_A block of data_.
* start *

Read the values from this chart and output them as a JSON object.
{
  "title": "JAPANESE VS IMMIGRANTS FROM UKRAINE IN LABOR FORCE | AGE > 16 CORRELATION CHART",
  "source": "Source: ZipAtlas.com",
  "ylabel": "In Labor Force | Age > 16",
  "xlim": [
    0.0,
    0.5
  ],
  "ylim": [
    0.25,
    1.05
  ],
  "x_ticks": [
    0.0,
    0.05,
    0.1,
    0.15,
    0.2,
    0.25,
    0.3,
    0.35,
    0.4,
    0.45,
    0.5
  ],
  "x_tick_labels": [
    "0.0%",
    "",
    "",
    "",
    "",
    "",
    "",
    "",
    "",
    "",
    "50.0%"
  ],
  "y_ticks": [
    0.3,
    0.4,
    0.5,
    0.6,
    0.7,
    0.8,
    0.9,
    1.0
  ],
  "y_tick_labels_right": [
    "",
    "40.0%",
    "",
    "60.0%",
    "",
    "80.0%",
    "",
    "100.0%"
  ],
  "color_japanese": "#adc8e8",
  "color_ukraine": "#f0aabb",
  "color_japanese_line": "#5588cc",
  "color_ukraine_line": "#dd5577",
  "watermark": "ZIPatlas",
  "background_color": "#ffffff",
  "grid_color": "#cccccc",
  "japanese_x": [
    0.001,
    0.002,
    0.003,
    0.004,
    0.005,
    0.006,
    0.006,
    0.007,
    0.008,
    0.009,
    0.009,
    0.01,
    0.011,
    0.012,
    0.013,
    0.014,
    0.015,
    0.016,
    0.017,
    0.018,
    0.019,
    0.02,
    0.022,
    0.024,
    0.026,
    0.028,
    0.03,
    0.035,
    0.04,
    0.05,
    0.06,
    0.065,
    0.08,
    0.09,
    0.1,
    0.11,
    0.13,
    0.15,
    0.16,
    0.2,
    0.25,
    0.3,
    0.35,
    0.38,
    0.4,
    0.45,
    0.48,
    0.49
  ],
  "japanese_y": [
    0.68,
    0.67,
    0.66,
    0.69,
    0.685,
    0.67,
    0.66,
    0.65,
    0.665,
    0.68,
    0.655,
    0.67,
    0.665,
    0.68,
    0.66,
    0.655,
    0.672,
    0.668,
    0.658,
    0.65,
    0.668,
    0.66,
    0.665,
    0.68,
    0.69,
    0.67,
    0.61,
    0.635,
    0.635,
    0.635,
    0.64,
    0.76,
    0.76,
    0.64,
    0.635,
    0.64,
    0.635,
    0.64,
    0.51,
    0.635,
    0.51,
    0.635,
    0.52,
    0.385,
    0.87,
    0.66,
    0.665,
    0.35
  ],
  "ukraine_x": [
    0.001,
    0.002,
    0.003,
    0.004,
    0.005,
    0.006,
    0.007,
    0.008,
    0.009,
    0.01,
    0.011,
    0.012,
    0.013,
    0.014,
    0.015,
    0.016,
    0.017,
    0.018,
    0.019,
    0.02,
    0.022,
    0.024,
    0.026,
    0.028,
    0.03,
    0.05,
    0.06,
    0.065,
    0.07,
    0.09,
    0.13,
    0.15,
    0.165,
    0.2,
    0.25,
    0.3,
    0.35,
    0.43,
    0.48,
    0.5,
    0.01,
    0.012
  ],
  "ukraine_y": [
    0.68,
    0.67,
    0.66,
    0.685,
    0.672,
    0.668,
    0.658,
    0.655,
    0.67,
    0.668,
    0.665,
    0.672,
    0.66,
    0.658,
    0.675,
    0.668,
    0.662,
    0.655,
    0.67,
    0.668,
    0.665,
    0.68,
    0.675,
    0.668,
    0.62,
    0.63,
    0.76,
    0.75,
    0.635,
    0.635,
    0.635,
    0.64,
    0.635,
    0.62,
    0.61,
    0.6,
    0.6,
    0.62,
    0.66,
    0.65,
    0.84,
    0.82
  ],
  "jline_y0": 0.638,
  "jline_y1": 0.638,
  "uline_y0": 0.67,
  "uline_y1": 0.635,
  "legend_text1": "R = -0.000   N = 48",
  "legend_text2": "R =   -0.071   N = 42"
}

* end *

_Objective_. Return the entries in full, keeping every line exactly as it is.

_Complete output_.
Read the values from this chart and output them as a JSON object.
{
  "title": "JAPANESE VS IMMIGRANTS FROM UKRAINE IN LABOR FORCE | AGE > 16 CORRELATION CHART",
  "source": "Source: ZipAtlas.com",
  "ylabel": "In Labor Force | Age > 16",
  "xlim": [
    0.0,
    0.5
  ],
  "ylim": [
    0.25,
    1.05
  ],
  "x_ticks": [
    0.0,
    0.05,
    0.1,
    0.15,
    0.2,
    0.25,
    0.3,
    0.35,
    0.4,
    0.45,
    0.5
  ],
  "x_tick_labels": [
    "0.0%",
    "",
    "",
    "",
    "",
    "",
    "",
    "",
    "",
    "",
    "50.0%"
  ],
  "y_ticks": [
    0.3,
    0.4,
    0.5,
    0.6,
    0.7,
    0.8,
    0.9,
    1.0
  ],
  "y_tick_labels_right": [
    "",
    "40.0%",
    "",
    "60.0%",
    "",
    "80.0%",
    "",
    "100.0%"
  ],
  "color_japanese": "#adc8e8",
  "color_ukraine": "#f0aabb",
  "color_japanese_line": "#5588cc",
  "color_ukraine_line": "#dd5577",
  "watermark": "ZIPatlas",
  "background_color": "#ffffff",
  "grid_color": "#cccccc",
  "japanese_x": [
    0.001,
    0.002,
    0.003,
    0.004,
    0.005,
    0.006,
    0.006,
    0.007,
    0.008,
    0.009,
    0.009,
    0.01,
    0.011,
    0.012,
    0.013,
    0.014,
    0.015,
    0.016,
    0.017,
    0.018,
    0.019,
    0.02,
    0.022,
    0.024,
    0.026,
    0.028,
    0.03,
    0.035,
    0.04,
    0.05,
    0.06,
    0.065,
    0.08,
    0.09,
    0.1,
    0.11,
    0.13,
    0.15,
    0.16,
    0.2,
    0.25,
    0.3,
    0.35,
    0.38,
    0.4,
    0.45,
    0.48,
    0.49
  ],
  "japanese_y": [
    0.68,
    0.67,
    0.66,
    0.69,
    0.685,
    0.67,
    0.66,
    0.65,
    0.665,
    0.68,
    0.655,
    0.67,
    0.665,
    0.68,
    0.66,
    0.655,
    0.672,
    0.668,
    0.658,
    0.65,
    0.668,
    0.66,
    0.665,
    0.68,
    0.69,
    0.67,
    0.61,
    0.635,
    0.635,
    0.635,
    0.64,
    0.76,
    0.76,
    0.64,
    0.635,
    0.64,
    0.635,
    0.64,
    0.51,
    0.635,
    0.51,
    0.635,
    0.52,
    0.385,
    0.87,
    0.66,
    0.665,
    0.35
  ],
  "ukraine_x": [
    0.001,
    0.002,
    0.003,
    0.004,
    0.005,
    0.006,
    0.007,
    0.008,
    0.009,
    0.01,
    0.011,
    0.012,
    0.013,
    0.014,
    0.015,
    0.016,
    0.017,
    0.018,
    0.019,
    0.02,
    0.022,
    0.024,
    0.026,
    0.028,
    0.03,
    0.05,
    0.06,
    0.065,
    0.07,
    0.09,
    0.13,
    0.15,
    0.165,
    0.2,
    0.25,
    0.3,
    0.35,
    0.43,
    0.48,
    0.5,
    0.01,
    0.012
  ],
  "ukraine_y": [
    0.68,
    0.67,
    0.66,
    0.685,
    0.672,
    0.668,
    0.658,
    0.655,
    0.67,
    0.668,
    0.665,
    0.672,
    0.66,
    0.658,
    0.675,
    0.668,
    0.662,
    0.655,
    0.67,
    0.668,
    0.665,
    0.68,
    0.675,
    0.668,
    0.62,
    0.63,
    0.76,
    0.75,
    0.635,
    0.635,
    0.635,
    0.64,
    0.635,
    0.62,
    0.61,
    0.6,
    0.6,
    0.62,
    0.66,
    0.65,
    0.84,
    0.82
  ],
  "jline_y0": 0.638,
  "jline_y1": 0.638,
  "uline_y0": 0.67,
  "uline_y1": 0.635,
  "legend_text1": "R = -0.000   N = 48",
  "legend_text2": "R =   -0.071   N = 42"
}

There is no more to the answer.